Stated exercise:
Check every line below for the word "taxes" and copy the ones that have it.

Exercise input:
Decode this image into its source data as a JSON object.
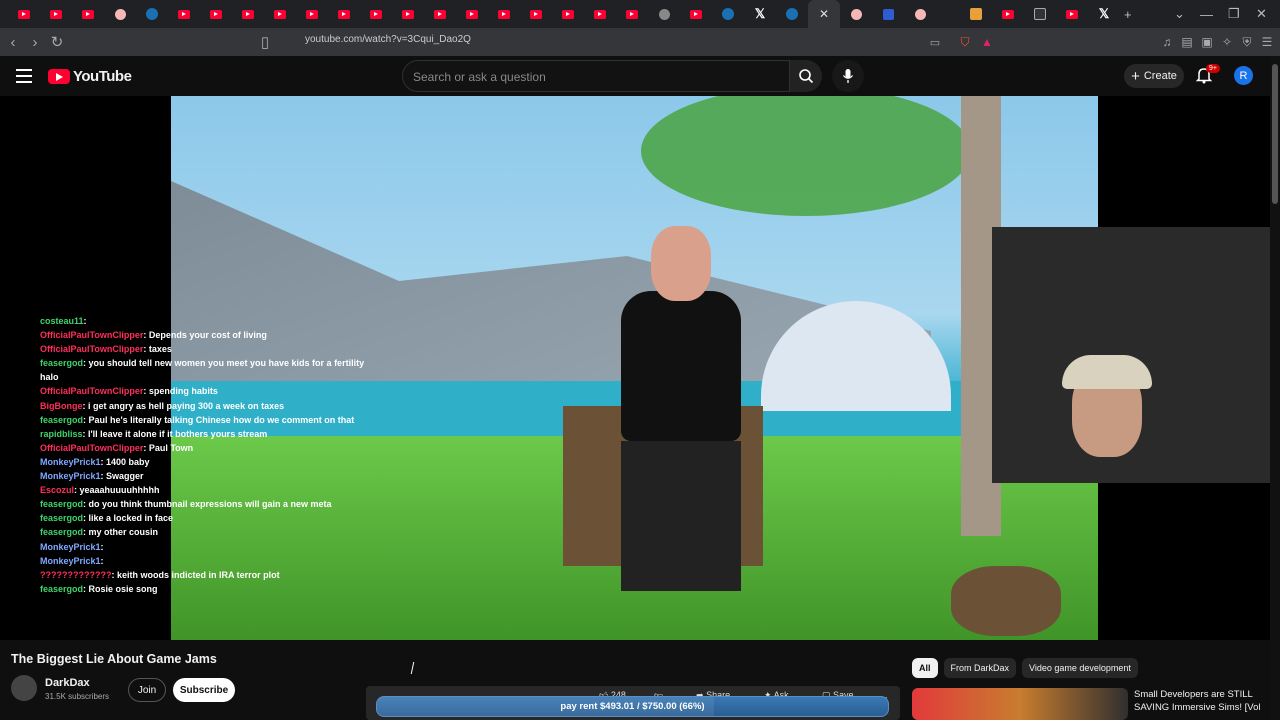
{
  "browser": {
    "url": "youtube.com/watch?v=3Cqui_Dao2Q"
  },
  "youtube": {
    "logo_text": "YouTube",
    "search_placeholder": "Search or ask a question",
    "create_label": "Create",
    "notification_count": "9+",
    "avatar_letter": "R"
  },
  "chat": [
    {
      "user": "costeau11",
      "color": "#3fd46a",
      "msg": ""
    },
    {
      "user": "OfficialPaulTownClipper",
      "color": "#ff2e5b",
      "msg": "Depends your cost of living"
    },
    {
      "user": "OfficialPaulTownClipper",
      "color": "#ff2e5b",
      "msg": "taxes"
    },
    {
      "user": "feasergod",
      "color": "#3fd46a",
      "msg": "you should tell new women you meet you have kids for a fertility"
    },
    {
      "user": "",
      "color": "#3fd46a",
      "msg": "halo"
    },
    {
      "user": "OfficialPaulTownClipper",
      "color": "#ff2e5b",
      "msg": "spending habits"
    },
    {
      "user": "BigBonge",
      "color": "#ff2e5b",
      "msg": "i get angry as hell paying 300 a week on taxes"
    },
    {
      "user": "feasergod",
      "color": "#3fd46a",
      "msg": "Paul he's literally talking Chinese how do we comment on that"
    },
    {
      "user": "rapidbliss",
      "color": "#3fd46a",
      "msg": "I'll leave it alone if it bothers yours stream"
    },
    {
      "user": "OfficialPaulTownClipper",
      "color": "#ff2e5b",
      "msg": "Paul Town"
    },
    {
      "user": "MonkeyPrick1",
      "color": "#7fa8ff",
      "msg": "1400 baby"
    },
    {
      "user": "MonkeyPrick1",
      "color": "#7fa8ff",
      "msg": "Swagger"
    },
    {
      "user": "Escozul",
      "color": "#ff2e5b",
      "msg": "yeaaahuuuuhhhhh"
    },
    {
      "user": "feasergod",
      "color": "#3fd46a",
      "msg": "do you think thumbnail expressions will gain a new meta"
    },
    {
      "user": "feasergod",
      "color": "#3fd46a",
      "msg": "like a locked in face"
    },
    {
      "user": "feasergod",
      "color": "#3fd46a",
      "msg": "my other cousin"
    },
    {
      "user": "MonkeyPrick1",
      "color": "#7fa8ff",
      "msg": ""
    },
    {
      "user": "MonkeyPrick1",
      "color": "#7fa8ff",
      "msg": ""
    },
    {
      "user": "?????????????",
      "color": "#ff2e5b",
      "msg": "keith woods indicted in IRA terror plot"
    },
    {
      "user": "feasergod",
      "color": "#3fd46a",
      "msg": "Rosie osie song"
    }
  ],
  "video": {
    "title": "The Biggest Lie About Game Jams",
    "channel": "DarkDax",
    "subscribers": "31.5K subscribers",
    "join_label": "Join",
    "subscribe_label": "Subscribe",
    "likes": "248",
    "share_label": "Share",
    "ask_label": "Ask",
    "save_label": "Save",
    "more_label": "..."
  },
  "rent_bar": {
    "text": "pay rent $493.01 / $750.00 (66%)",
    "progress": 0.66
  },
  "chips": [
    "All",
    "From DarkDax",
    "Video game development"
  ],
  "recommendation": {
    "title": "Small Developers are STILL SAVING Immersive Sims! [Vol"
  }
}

* * *

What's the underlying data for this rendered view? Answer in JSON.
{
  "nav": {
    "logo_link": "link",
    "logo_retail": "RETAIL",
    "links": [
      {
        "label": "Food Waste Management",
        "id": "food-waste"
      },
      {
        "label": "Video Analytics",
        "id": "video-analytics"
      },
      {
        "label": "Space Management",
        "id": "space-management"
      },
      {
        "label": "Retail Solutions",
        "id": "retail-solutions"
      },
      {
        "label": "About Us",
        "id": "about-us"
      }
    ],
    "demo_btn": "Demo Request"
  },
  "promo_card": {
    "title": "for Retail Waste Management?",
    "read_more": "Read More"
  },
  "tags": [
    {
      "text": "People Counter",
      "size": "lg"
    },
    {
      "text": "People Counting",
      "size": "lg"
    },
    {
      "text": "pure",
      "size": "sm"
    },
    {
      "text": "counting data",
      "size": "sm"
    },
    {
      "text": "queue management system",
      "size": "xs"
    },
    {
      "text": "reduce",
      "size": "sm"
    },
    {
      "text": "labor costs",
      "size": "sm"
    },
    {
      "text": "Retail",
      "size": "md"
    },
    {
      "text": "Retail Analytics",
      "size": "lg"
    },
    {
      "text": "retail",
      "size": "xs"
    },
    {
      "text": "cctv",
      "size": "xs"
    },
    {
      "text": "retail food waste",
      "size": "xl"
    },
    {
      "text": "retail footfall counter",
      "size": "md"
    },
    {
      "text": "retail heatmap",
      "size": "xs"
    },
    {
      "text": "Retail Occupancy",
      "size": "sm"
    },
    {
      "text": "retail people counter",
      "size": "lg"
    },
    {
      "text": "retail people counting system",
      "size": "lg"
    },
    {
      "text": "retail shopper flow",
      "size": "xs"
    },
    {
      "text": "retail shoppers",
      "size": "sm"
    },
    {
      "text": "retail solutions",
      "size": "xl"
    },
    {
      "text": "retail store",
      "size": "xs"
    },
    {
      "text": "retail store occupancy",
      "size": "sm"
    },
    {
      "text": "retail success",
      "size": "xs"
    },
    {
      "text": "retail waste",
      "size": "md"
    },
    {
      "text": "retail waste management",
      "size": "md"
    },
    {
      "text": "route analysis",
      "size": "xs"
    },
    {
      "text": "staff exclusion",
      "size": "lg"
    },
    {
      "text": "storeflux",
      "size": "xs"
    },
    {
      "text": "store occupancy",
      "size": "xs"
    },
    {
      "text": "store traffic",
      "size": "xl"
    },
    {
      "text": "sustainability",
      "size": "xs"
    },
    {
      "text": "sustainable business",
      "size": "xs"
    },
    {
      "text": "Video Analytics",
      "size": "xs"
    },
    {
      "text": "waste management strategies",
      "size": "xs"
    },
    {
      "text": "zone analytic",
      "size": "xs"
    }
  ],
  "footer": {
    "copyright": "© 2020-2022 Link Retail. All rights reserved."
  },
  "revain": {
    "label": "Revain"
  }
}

Answer to this exercise:
      "msg": "taxes"
      "msg": "i get angry as hell paying 300 a week on taxes"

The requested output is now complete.